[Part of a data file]

■ ■ ■

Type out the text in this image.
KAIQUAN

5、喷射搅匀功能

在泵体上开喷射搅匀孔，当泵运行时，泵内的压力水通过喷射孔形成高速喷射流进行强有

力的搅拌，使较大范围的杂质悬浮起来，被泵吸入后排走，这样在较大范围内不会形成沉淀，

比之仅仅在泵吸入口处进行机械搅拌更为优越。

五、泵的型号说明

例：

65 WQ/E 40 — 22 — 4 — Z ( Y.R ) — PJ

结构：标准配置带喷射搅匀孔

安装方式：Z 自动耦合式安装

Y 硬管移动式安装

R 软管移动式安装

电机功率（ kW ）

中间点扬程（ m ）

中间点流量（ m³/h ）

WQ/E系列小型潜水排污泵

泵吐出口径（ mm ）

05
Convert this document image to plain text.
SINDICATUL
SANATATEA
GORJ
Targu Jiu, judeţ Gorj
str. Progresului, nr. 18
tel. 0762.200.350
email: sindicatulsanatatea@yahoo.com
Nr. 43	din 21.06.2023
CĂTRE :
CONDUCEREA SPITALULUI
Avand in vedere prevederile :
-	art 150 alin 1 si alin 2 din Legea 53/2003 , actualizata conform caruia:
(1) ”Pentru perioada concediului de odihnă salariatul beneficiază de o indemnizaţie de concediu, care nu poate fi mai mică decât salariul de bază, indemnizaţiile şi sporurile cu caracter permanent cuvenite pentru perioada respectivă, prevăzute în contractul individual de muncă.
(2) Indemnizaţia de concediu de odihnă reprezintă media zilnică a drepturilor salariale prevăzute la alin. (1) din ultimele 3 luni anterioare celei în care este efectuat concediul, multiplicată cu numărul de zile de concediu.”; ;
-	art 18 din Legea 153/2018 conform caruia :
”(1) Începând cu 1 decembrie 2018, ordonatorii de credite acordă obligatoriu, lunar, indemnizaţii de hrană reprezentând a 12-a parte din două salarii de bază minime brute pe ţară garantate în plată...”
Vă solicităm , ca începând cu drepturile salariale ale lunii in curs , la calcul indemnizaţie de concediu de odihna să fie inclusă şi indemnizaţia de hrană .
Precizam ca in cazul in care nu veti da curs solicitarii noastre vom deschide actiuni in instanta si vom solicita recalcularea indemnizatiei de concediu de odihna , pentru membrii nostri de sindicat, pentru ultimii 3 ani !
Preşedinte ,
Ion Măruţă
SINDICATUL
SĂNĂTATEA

■ ■ ■

### WHAT THE EXERCISE ASKS:
Every entry needs to be retyped exactly.

### RESPONSE:
Type out the text in this image.
KAIQUAN

5、喷射搅匀功能

在泵体上开喷射搅匀孔，当泵运行时，泵内的压力水通过喷射孔形成高速喷射流进行强有

力的搅拌，使较大范围的杂质悬浮起来，被泵吸入后排走，这样在较大范围内不会形成沉淀，

比之仅仅在泵吸入口处进行机械搅拌更为优越。

五、泵的型号说明

例：

65 WQ/E 40 — 22 — 4 — Z ( Y.R ) — PJ

结构：标准配置带喷射搅匀孔

安装方式：Z 自动耦合式安装

Y 硬管移动式安装

R 软管移动式安装

电机功率（ kW ）

中间点扬程（ m ）

中间点流量（ m³/h ）

WQ/E系列小型潜水排污泵

泵吐出口径（ mm ）

05
Convert this document image to plain text.
SINDICATUL
SANATATEA
GORJ
Targu Jiu, judeţ Gorj
str. Progresului, nr. 18
tel. 0762.200.350
email: sindicatulsanatatea@yahoo.com
Nr. 43	din 21.06.2023
CĂTRE :
CONDUCEREA SPITALULUI
Avand in vedere prevederile :
-	art 150 alin 1 si alin 2 din Legea 53/2003 , actualizata conform caruia:
(1) ”Pentru perioada concediului de odihnă salariatul beneficiază de o indemnizaţie de concediu, care nu poate fi mai mică decât salariul de bază, indemnizaţiile şi sporurile cu caracter permanent cuvenite pentru perioada respectivă, prevăzute în contractul individual de muncă.
(2) Indemnizaţia de concediu de odihnă reprezintă media zilnică a drepturilor salariale prevăzute la alin. (1) din ultimele 3 luni anterioare celei în care este efectuat concediul, multiplicată cu numărul de zile de concediu.”; ;
-	art 18 din Legea 153/2018 conform caruia :
”(1) Începând cu 1 decembrie 2018, ordonatorii de credite acordă obligatoriu, lunar, indemnizaţii de hrană reprezentând a 12-a parte din două salarii de bază minime brute pe ţară garantate în plată...”
Vă solicităm , ca începând cu drepturile salariale ale lunii in curs , la calcul indemnizaţie de concediu de odihna să fie inclusă şi indemnizaţia de hrană .
Precizam ca in cazul in care nu veti da curs solicitarii noastre vom deschide actiuni in instanta si vom solicita recalcularea indemnizatiei de concediu de odihna , pentru membrii nostri de sindicat, pentru ultimii 3 ani !
Preşedinte ,
Ion Măruţă
SINDICATUL
SĂNĂTATEA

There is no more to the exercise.